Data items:
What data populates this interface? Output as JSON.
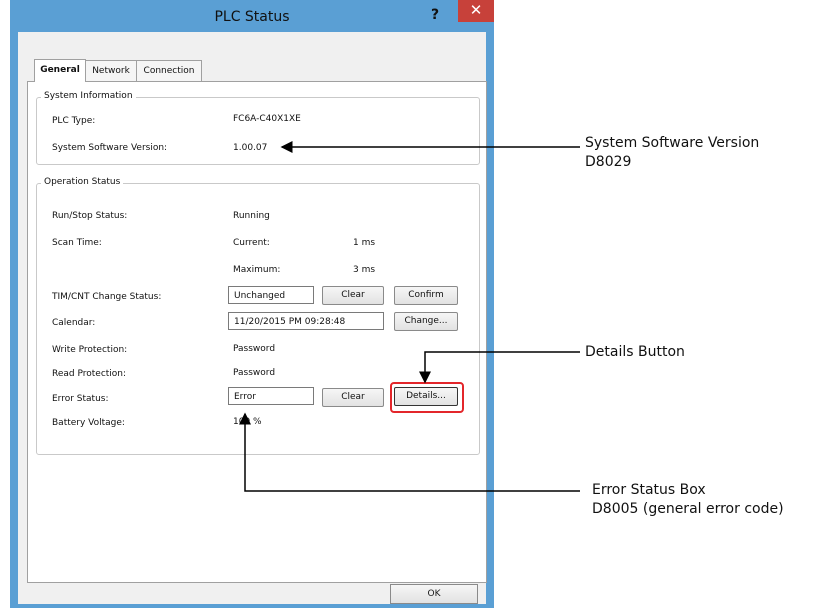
{
  "window": {
    "title": "PLC Status",
    "help": "?",
    "close": "✕"
  },
  "tabs": [
    {
      "label": "General"
    },
    {
      "label": "Network"
    },
    {
      "label": "Connection"
    }
  ],
  "system_info": {
    "title": "System Information",
    "plc_type_label": "PLC Type:",
    "plc_type_value": "FC6A-C40X1XE",
    "sw_version_label": "System Software Version:",
    "sw_version_value": "1.00.07"
  },
  "operation": {
    "title": "Operation Status",
    "run_stop_label": "Run/Stop Status:",
    "run_stop_value": "Running",
    "scan_time_label": "Scan Time:",
    "current_label": "Current:",
    "current_value": "1 ms",
    "maximum_label": "Maximum:",
    "maximum_value": "3 ms",
    "timcnt_label": "TIM/CNT Change Status:",
    "timcnt_value": "Unchanged",
    "clear_label": "Clear",
    "confirm_label": "Confirm",
    "calendar_label": "Calendar:",
    "calendar_value": "11/20/2015 PM 09:28:48",
    "change_label": "Change...",
    "write_prot_label": "Write Protection:",
    "write_prot_value": "Password",
    "read_prot_label": "Read Protection:",
    "read_prot_value": "Password",
    "error_label": "Error Status:",
    "error_value": "Error",
    "error_clear_label": "Clear",
    "details_label": "Details...",
    "battery_label": "Battery Voltage:",
    "battery_value": "100 %"
  },
  "footer": {
    "ok_label": "OK"
  },
  "callouts": {
    "sw_line1": "System Software Version",
    "sw_line2": "D8029",
    "details": "Details Button",
    "error_line1": "Error Status Box",
    "error_line2": "D8005 (general error code)"
  },
  "colors": {
    "title_bar": "#5a9fd4",
    "close_button": "#c7413a",
    "highlight": "#e3262b"
  }
}
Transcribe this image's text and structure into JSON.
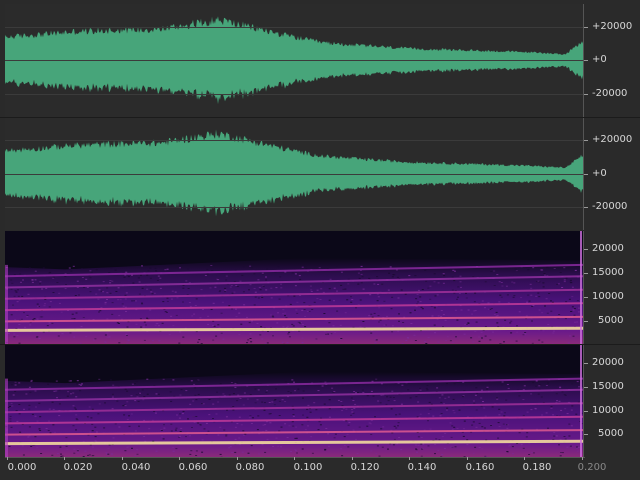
{
  "colors": {
    "background": "#2a2a2a",
    "waveform": "#47a57a",
    "spectrogram_bg": "#0b0818",
    "playhead": "#d070e0"
  },
  "waveform_axis": {
    "ticks": [
      "+20000",
      "+0",
      "-20000"
    ]
  },
  "spectrogram_axis": {
    "ticks": [
      "20000",
      "15000",
      "10000",
      "5000"
    ]
  },
  "time_axis": {
    "ticks": [
      "0.000",
      "0.020",
      "0.040",
      "0.060",
      "0.080",
      "0.100",
      "0.120",
      "0.140",
      "0.160",
      "0.180",
      "0.200"
    ]
  }
}
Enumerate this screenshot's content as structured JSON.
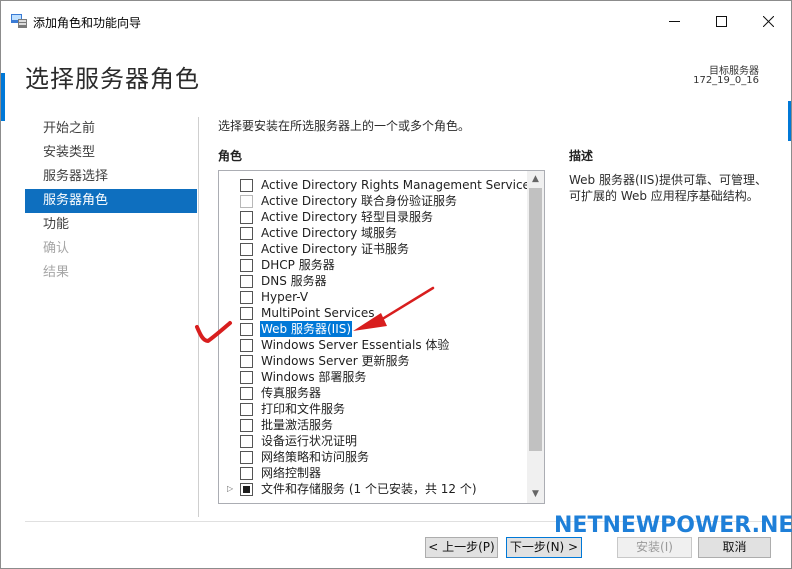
{
  "window": {
    "title": "添加角色和功能向导",
    "min_icon": "minimize-icon",
    "max_icon": "maximize-icon",
    "close_icon": "close-icon"
  },
  "header": {
    "page_title": "选择服务器角色",
    "target_label": "目标服务器",
    "target_value": "172_19_0_16"
  },
  "nav": {
    "items": [
      {
        "label": "开始之前",
        "state": "normal"
      },
      {
        "label": "安装类型",
        "state": "normal"
      },
      {
        "label": "服务器选择",
        "state": "normal"
      },
      {
        "label": "服务器角色",
        "state": "active"
      },
      {
        "label": "功能",
        "state": "normal"
      },
      {
        "label": "确认",
        "state": "disabled"
      },
      {
        "label": "结果",
        "state": "disabled"
      }
    ]
  },
  "main": {
    "instruction": "选择要安装在所选服务器上的一个或多个角色。",
    "roles_heading": "角色",
    "roles": [
      {
        "label": "Active Directory Rights Management Services",
        "checked": "no"
      },
      {
        "label": "Active Directory 联合身份验证服务",
        "checked": "no"
      },
      {
        "label": "Active Directory 轻型目录服务",
        "checked": "no"
      },
      {
        "label": "Active Directory 域服务",
        "checked": "no"
      },
      {
        "label": "Active Directory 证书服务",
        "checked": "no"
      },
      {
        "label": "DHCP 服务器",
        "checked": "no"
      },
      {
        "label": "DNS 服务器",
        "checked": "no"
      },
      {
        "label": "Hyper-V",
        "checked": "no"
      },
      {
        "label": "MultiPoint Services",
        "checked": "no"
      },
      {
        "label": "Web 服务器(IIS)",
        "checked": "no",
        "selected": true
      },
      {
        "label": "Windows Server Essentials 体验",
        "checked": "no"
      },
      {
        "label": "Windows Server 更新服务",
        "checked": "no"
      },
      {
        "label": "Windows 部署服务",
        "checked": "no"
      },
      {
        "label": "传真服务器",
        "checked": "no"
      },
      {
        "label": "打印和文件服务",
        "checked": "no"
      },
      {
        "label": "批量激活服务",
        "checked": "no"
      },
      {
        "label": "设备运行状况证明",
        "checked": "no"
      },
      {
        "label": "网络策略和访问服务",
        "checked": "no"
      },
      {
        "label": "网络控制器",
        "checked": "no"
      },
      {
        "label": "文件和存储服务 (1 个已安装，共 12 个)",
        "checked": "partial",
        "expandable": true
      }
    ]
  },
  "description": {
    "heading": "描述",
    "text": "Web 服务器(IIS)提供可靠、可管理、可扩展的 Web 应用程序基础结构。"
  },
  "footer": {
    "prev_label": "< 上一步(P)",
    "next_label": "下一步(N) >",
    "install_label": "安装(I)",
    "cancel_label": "取消"
  },
  "watermark": "NETNEWPOWER.NET",
  "colors": {
    "accent": "#0078d7",
    "nav_active": "#0e6fbf",
    "annotation": "#d81e1e",
    "watermark": "#1e7fd8"
  }
}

* Task instructions
Reproduce the records, all of them, word for word; omit the pictures.

* Complete response
What data populates this interface? Output as JSON.
{
  "window": {
    "title": "PLC Status",
    "help": "?",
    "close": "✕"
  },
  "tabs": [
    {
      "label": "General"
    },
    {
      "label": "Network"
    },
    {
      "label": "Connection"
    }
  ],
  "system_info": {
    "title": "System Information",
    "plc_type_label": "PLC Type:",
    "plc_type_value": "FC6A-C40X1XE",
    "sw_version_label": "System Software Version:",
    "sw_version_value": "1.00.07"
  },
  "operation": {
    "title": "Operation Status",
    "run_stop_label": "Run/Stop Status:",
    "run_stop_value": "Running",
    "scan_time_label": "Scan Time:",
    "current_label": "Current:",
    "current_value": "1 ms",
    "maximum_label": "Maximum:",
    "maximum_value": "3 ms",
    "timcnt_label": "TIM/CNT Change Status:",
    "timcnt_value": "Unchanged",
    "clear_label": "Clear",
    "confirm_label": "Confirm",
    "calendar_label": "Calendar:",
    "calendar_value": "11/20/2015 PM 09:28:48",
    "change_label": "Change...",
    "write_prot_label": "Write Protection:",
    "write_prot_value": "Password",
    "read_prot_label": "Read Protection:",
    "read_prot_value": "Password",
    "error_label": "Error Status:",
    "error_value": "Error",
    "error_clear_label": "Clear",
    "details_label": "Details...",
    "battery_label": "Battery Voltage:",
    "battery_value": "100 %"
  },
  "footer": {
    "ok_label": "OK"
  },
  "callouts": {
    "sw_line1": "System Software Version",
    "sw_line2": "D8029",
    "details": "Details Button",
    "error_line1": "Error Status Box",
    "error_line2": "D8005 (general error code)"
  },
  "colors": {
    "title_bar": "#5a9fd4",
    "close_button": "#c7413a",
    "highlight": "#e3262b"
  }
}
Transcribe this image's text and structure into JSON.
{
  "colors": {
    "background": "#2a2a2a",
    "waveform": "#47a57a",
    "spectrogram_bg": "#0b0818",
    "playhead": "#d070e0"
  },
  "waveform_axis": {
    "ticks": [
      "+20000",
      "+0",
      "-20000"
    ]
  },
  "spectrogram_axis": {
    "ticks": [
      "20000",
      "15000",
      "10000",
      "5000"
    ]
  },
  "time_axis": {
    "ticks": [
      "0.000",
      "0.020",
      "0.040",
      "0.060",
      "0.080",
      "0.100",
      "0.120",
      "0.140",
      "0.160",
      "0.180",
      "0.200"
    ]
  }
}
Enumerate this screenshot's content as structured JSON.
{
  "window": {
    "title": "添加角色和功能向导",
    "min_icon": "minimize-icon",
    "max_icon": "maximize-icon",
    "close_icon": "close-icon"
  },
  "header": {
    "page_title": "选择服务器角色",
    "target_label": "目标服务器",
    "target_value": "172_19_0_16"
  },
  "nav": {
    "items": [
      {
        "label": "开始之前",
        "state": "normal"
      },
      {
        "label": "安装类型",
        "state": "normal"
      },
      {
        "label": "服务器选择",
        "state": "normal"
      },
      {
        "label": "服务器角色",
        "state": "active"
      },
      {
        "label": "功能",
        "state": "normal"
      },
      {
        "label": "确认",
        "state": "disabled"
      },
      {
        "label": "结果",
        "state": "disabled"
      }
    ]
  },
  "main": {
    "instruction": "选择要安装在所选服务器上的一个或多个角色。",
    "roles_heading": "角色",
    "roles": [
      {
        "label": "Active Directory Rights Management Services",
        "checked": "no"
      },
      {
        "label": "Active Directory 联合身份验证服务",
        "checked": "no"
      },
      {
        "label": "Active Directory 轻型目录服务",
        "checked": "no"
      },
      {
        "label": "Active Directory 域服务",
        "checked": "no"
      },
      {
        "label": "Active Directory 证书服务",
        "checked": "no"
      },
      {
        "label": "DHCP 服务器",
        "checked": "no"
      },
      {
        "label": "DNS 服务器",
        "checked": "no"
      },
      {
        "label": "Hyper-V",
        "checked": "no"
      },
      {
        "label": "MultiPoint Services",
        "checked": "no"
      },
      {
        "label": "Web 服务器(IIS)",
        "checked": "no",
        "selected": true
      },
      {
        "label": "Windows Server Essentials 体验",
        "checked": "no"
      },
      {
        "label": "Windows Server 更新服务",
        "checked": "no"
      },
      {
        "label": "Windows 部署服务",
        "checked": "no"
      },
      {
        "label": "传真服务器",
        "checked": "no"
      },
      {
        "label": "打印和文件服务",
        "checked": "no"
      },
      {
        "label": "批量激活服务",
        "checked": "no"
      },
      {
        "label": "设备运行状况证明",
        "checked": "no"
      },
      {
        "label": "网络策略和访问服务",
        "checked": "no"
      },
      {
        "label": "网络控制器",
        "checked": "no"
      },
      {
        "label": "文件和存储服务 (1 个已安装，共 12 个)",
        "checked": "partial",
        "expandable": true
      }
    ]
  },
  "description": {
    "heading": "描述",
    "text": "Web 服务器(IIS)提供可靠、可管理、可扩展的 Web 应用程序基础结构。"
  },
  "footer": {
    "prev_label": "< 上一步(P)",
    "next_label": "下一步(N) >",
    "install_label": "安装(I)",
    "cancel_label": "取消"
  },
  "watermark": "NETNEWPOWER.NET",
  "colors": {
    "accent": "#0078d7",
    "nav_active": "#0e6fbf",
    "annotation": "#d81e1e",
    "watermark": "#1e7fd8"
  }
}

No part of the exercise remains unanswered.